Copy each line that contains the string "here".

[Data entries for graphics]
****

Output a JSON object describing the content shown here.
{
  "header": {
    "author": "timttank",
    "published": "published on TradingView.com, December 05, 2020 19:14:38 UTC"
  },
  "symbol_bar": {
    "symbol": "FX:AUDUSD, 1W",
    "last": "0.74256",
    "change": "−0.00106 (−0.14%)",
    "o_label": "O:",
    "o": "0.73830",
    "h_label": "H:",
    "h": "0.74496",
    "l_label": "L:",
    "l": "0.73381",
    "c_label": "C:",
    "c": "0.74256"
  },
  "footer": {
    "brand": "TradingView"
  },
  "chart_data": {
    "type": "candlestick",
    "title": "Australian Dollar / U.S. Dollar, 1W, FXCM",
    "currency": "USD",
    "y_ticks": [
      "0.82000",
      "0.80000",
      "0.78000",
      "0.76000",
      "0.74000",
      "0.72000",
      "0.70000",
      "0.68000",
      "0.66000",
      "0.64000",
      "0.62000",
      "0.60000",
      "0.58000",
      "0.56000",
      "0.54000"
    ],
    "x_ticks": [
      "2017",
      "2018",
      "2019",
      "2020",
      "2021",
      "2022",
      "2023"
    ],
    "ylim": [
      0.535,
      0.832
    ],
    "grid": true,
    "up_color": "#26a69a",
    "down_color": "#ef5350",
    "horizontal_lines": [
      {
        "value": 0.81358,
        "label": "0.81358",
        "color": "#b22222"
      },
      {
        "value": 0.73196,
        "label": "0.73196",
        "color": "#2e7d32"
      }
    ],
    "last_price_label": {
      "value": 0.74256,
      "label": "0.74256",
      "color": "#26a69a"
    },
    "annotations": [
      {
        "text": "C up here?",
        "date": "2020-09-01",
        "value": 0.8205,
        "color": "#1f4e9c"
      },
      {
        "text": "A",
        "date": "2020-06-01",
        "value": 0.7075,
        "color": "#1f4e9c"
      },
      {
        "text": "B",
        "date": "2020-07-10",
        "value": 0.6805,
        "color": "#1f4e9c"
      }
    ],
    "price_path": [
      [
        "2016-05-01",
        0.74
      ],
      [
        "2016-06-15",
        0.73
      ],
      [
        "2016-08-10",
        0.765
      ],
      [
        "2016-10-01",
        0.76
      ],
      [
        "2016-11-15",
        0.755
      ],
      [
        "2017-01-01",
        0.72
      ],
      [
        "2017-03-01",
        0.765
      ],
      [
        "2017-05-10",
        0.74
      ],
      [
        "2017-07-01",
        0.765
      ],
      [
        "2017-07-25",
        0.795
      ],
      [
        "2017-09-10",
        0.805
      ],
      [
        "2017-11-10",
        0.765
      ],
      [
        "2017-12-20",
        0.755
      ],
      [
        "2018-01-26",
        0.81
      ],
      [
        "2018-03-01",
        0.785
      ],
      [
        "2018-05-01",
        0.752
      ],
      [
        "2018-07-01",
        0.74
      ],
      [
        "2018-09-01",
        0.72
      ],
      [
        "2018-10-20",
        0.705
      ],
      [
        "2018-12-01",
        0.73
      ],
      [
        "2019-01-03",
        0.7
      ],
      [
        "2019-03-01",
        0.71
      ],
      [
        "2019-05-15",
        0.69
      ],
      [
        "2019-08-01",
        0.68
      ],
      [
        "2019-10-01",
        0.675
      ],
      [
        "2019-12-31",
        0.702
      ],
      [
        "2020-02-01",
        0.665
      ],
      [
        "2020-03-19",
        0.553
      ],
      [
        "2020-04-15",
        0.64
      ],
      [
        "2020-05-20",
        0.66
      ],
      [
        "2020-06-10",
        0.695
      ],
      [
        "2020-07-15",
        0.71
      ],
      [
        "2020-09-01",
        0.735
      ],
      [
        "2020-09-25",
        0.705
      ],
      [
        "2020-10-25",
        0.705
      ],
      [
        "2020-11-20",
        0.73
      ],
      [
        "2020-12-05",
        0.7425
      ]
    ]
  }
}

****

• **Result below**
Output a JSON object describing the content shown here.
        "text": "C up here?",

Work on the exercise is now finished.